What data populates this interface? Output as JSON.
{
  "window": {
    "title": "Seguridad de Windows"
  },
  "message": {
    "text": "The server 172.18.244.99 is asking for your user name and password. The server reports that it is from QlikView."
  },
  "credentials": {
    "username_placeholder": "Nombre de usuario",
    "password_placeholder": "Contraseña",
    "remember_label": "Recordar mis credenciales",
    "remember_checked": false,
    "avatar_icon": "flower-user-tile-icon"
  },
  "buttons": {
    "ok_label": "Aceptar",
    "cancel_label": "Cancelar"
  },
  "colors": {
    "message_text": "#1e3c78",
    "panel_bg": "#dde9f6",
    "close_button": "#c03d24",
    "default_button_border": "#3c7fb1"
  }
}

Request:
Transcribe every entry exactly, omitting nothing.

Full solution:
What data populates this interface? Output as JSON.
{
  "window": {
    "title": "Seguridad de Windows"
  },
  "message": {
    "text": "The server 172.18.244.99 is asking for your user name and password. The server reports that it is from QlikView."
  },
  "credentials": {
    "username_placeholder": "Nombre de usuario",
    "password_placeholder": "Contraseña",
    "remember_label": "Recordar mis credenciales",
    "remember_checked": false,
    "avatar_icon": "flower-user-tile-icon"
  },
  "buttons": {
    "ok_label": "Aceptar",
    "cancel_label": "Cancelar"
  },
  "colors": {
    "message_text": "#1e3c78",
    "panel_bg": "#dde9f6",
    "close_button": "#c03d24",
    "default_button_border": "#3c7fb1"
  }
}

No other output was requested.